-------- EXERCISE INPUTS --------

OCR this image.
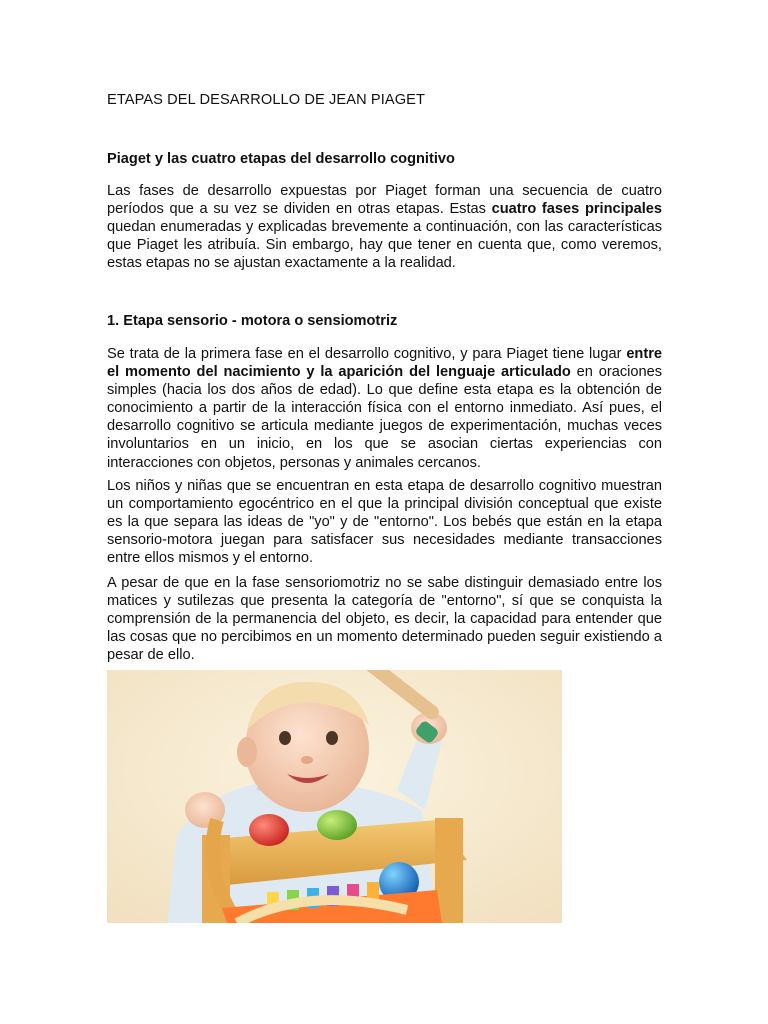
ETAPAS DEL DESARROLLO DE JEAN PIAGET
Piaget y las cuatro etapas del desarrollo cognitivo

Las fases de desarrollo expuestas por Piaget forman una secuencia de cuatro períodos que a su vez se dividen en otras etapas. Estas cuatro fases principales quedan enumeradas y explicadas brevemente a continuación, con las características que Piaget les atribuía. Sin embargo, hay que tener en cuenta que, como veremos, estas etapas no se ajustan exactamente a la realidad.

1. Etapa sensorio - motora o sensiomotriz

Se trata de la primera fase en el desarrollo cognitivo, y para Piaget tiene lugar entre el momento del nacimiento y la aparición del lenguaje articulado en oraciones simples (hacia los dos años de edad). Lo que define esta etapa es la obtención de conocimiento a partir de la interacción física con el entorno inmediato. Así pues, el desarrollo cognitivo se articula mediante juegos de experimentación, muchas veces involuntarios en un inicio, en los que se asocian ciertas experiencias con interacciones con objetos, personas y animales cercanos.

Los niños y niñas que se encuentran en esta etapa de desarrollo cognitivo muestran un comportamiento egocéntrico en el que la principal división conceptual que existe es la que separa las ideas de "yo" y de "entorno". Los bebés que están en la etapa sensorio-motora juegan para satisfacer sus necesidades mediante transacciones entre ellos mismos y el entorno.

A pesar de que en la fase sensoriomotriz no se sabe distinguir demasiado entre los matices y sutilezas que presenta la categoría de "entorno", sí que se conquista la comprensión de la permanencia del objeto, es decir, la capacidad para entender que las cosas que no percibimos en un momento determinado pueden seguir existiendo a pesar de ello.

--------
-------- EXERCISE INPUTS --------

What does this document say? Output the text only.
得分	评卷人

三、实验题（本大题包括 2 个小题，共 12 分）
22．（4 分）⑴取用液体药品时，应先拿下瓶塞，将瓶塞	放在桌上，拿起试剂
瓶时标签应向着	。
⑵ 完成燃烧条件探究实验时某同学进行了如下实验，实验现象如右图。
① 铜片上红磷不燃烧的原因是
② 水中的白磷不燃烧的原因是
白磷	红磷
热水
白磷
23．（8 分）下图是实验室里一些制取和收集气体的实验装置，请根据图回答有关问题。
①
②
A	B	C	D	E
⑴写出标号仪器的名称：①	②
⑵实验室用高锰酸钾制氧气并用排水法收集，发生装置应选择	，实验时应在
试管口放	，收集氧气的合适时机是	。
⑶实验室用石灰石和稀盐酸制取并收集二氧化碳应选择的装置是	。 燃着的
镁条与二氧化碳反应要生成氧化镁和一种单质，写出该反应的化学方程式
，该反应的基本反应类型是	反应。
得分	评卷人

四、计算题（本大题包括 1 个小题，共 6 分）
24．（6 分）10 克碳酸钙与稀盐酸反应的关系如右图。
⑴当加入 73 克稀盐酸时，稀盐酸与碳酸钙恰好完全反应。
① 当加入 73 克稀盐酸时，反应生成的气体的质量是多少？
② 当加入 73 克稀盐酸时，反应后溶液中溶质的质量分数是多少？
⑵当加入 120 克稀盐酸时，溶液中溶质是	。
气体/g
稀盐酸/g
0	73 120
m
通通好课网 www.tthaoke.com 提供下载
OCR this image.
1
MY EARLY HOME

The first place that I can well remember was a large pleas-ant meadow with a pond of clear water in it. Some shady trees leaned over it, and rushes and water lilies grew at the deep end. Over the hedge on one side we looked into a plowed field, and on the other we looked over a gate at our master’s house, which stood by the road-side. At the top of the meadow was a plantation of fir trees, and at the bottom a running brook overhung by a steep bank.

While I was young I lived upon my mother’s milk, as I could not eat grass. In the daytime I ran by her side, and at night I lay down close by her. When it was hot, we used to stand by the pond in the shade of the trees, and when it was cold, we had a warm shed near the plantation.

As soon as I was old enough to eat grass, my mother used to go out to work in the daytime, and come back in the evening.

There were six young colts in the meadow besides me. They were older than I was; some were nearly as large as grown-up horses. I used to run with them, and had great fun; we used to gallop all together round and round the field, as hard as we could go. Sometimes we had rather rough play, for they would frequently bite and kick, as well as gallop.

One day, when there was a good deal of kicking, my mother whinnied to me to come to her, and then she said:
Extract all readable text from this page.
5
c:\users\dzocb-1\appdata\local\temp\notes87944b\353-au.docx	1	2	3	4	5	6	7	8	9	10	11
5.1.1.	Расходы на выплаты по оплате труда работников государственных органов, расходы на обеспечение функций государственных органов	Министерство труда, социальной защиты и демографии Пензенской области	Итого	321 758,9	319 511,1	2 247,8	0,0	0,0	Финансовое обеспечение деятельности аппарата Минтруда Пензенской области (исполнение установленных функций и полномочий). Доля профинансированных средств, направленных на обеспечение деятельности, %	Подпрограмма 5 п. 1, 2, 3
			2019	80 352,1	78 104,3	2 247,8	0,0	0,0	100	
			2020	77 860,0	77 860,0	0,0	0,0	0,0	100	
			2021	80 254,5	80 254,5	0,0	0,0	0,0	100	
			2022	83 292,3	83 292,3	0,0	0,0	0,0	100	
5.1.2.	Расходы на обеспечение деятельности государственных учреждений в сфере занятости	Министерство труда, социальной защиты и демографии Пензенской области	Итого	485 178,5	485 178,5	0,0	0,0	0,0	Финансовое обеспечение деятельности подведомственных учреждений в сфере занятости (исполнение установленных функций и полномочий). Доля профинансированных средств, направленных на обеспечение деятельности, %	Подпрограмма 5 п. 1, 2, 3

--------
-------- EXERCISE INPUTS --------

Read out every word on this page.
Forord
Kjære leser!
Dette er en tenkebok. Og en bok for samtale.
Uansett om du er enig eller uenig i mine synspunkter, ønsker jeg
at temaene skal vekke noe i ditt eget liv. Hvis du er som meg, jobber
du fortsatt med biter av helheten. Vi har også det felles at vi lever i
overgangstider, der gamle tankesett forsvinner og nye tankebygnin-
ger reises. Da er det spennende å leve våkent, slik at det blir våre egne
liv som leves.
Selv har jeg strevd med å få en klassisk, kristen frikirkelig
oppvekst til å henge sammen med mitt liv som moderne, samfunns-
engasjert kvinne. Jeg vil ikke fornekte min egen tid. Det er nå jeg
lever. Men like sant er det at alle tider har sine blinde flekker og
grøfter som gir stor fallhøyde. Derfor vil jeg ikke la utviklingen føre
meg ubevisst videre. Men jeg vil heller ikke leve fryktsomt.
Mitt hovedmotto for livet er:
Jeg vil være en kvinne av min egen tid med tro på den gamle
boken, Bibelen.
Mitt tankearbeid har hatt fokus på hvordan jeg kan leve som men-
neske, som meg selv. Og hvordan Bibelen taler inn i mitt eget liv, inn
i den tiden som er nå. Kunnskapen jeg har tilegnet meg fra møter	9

--------

→ **EXERCISE PROMPT**
Select from the material above each line in which the string "Доля" appears, and list those lines.

→ **FINAL ANSWER**
5.1.1.	Расходы на выплаты по оплате труда работников государственных органов, расходы на обеспечение функций государственных органов	Министерство труда, социальной защиты и демографии Пензенской области	Итого	321 758,9	319 511,1	2 247,8	0,0	0,0	Финансовое обеспечение деятельности аппарата Минтруда Пензенской области (исполнение установленных функций и полномочий). Доля профинансированных средств, направленных на обеспечение деятельности, %	Подпрограмма 5 п. 1, 2, 3
5.1.2.	Расходы на обеспечение деятельности государственных учреждений в сфере занятости	Министерство труда, социальной защиты и демографии Пензенской области	Итого	485 178,5	485 178,5	0,0	0,0	0,0	Финансовое обеспечение деятельности подведомственных учреждений в сфере занятости (исполнение установленных функций и полномочий). Доля профинансированных средств, направленных на обеспечение деятельности, %	Подпрограмма 5 п. 1, 2, 3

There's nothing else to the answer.